§ To do
Reproduce all of the data below without alteration; exclude every picture.

Data records

--- begin ---

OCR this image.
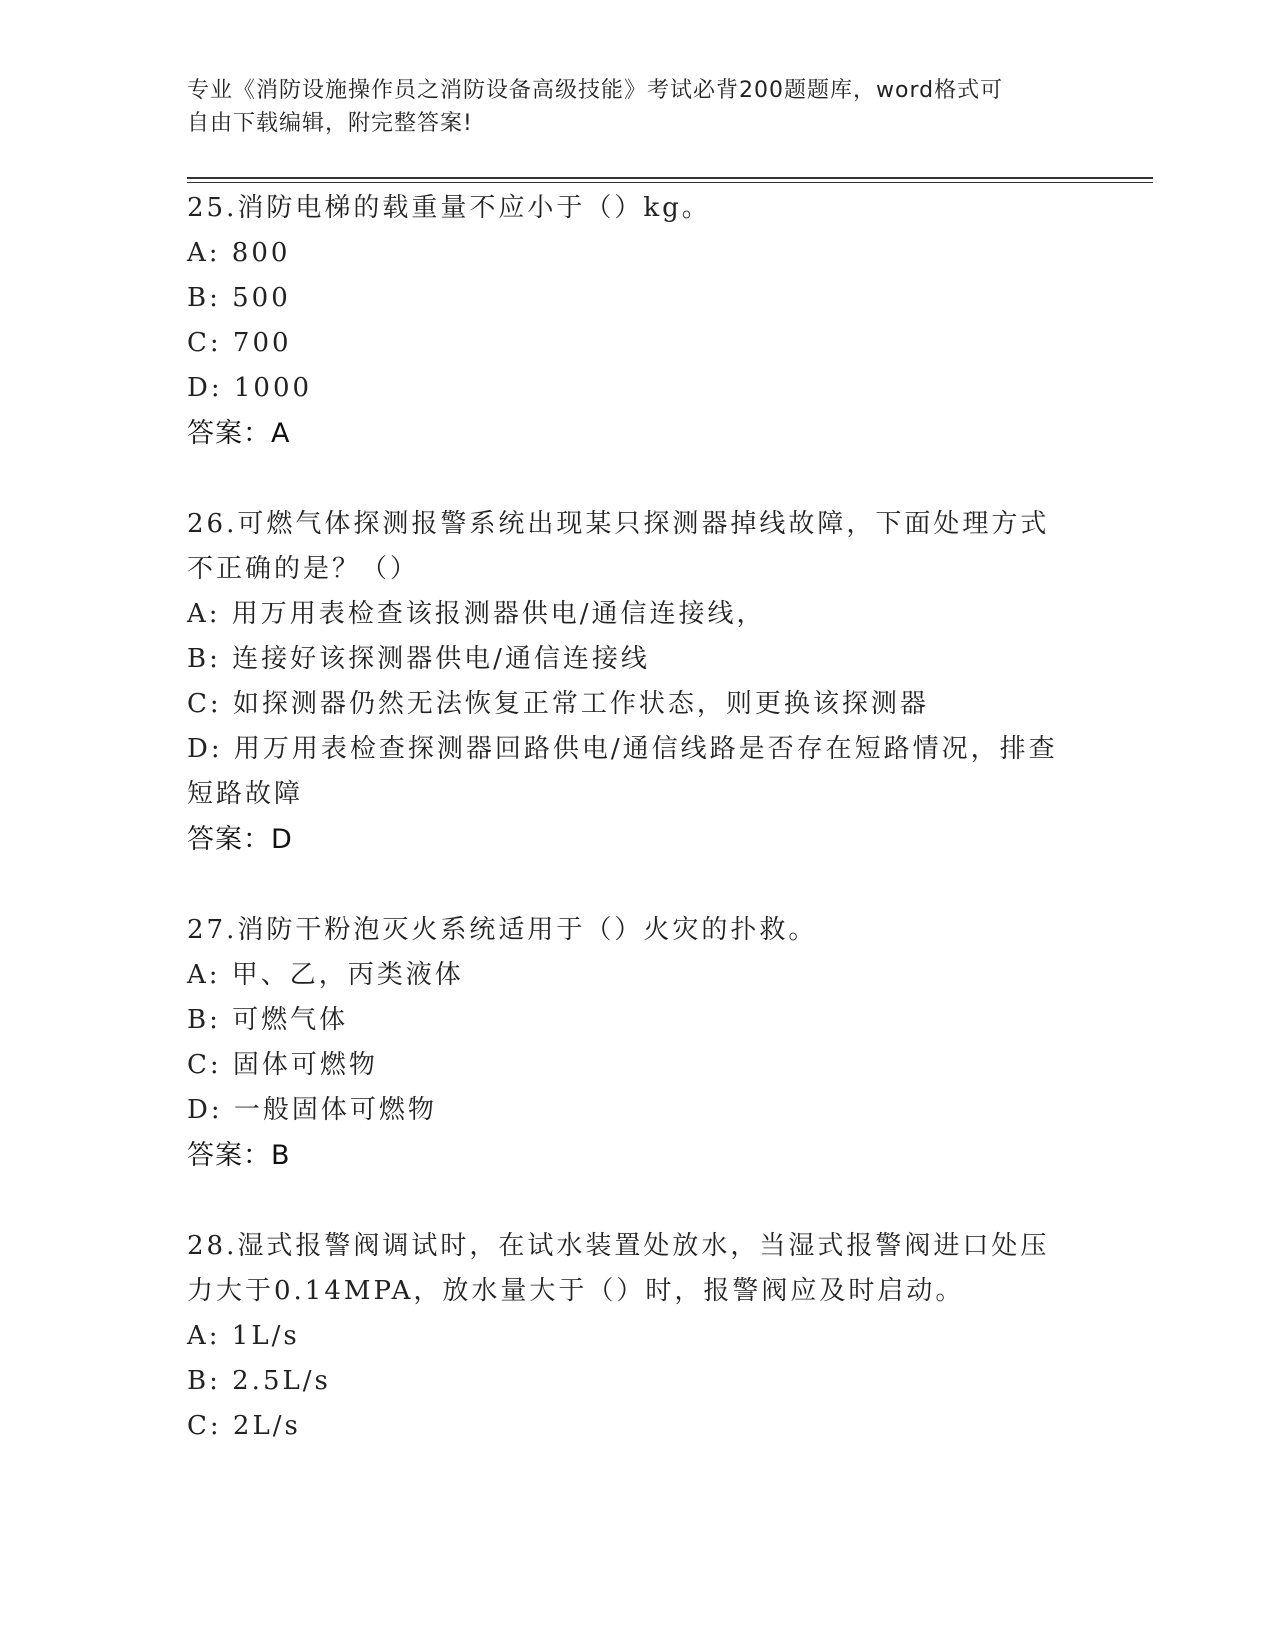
专业《消防设施操作员之消防设备高级技能》考试必背200题题库，word格式可
自由下载编辑，附完整答案!

25.消防电梯的载重量不应小于（）kg。

A: 800

B: 500

C: 700

D: 1000

答案：A

26.可燃气体探测报警系统出现某只探测器掉线故障，下面处理方式不正确的是？（）

A: 用万用表检查该报测器供电/通信连接线，

B: 连接好该探测器供电/通信连接线

C: 如探测器仍然无法恢复正常工作状态，则更换该探测器

D: 用万用表检查探测器回路供电/通信线路是否存在短路情况，排查短路故障

答案：D

27.消防干粉泡灭火系统适用于（）火灾的扑救。

A: 甲、乙，丙类液体

B: 可燃气体

C: 固体可燃物

D: 一般固体可燃物

答案：B

28.湿式报警阀调试时，在试水装置处放水，当湿式报警阀进口处压力大于0.14MPA，放水量大于（）时，报警阀应及时启动。

A: 1L/s

B: 2.5L/s

C: 2L/s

--- end ---

§ Solution
OCR this image.
专业《消防设施操作员之消防设备高级技能》考试必背200题题库，word格式可
自由下载编辑，附完整答案!

25.消防电梯的载重量不应小于（）kg。

A: 800

B: 500

C: 700

D: 1000

答案：A

26.可燃气体探测报警系统出现某只探测器掉线故障，下面处理方式不正确的是？（）

A: 用万用表检查该报测器供电/通信连接线，

B: 连接好该探测器供电/通信连接线

C: 如探测器仍然无法恢复正常工作状态，则更换该探测器

D: 用万用表检查探测器回路供电/通信线路是否存在短路情况，排查短路故障

答案：D

27.消防干粉泡灭火系统适用于（）火灾的扑救。

A: 甲、乙，丙类液体

B: 可燃气体

C: 固体可燃物

D: 一般固体可燃物

答案：B

28.湿式报警阀调试时，在试水装置处放水，当湿式报警阀进口处压力大于0.14MPA，放水量大于（）时，报警阀应及时启动。

A: 1L/s

B: 2.5L/s

C: 2L/s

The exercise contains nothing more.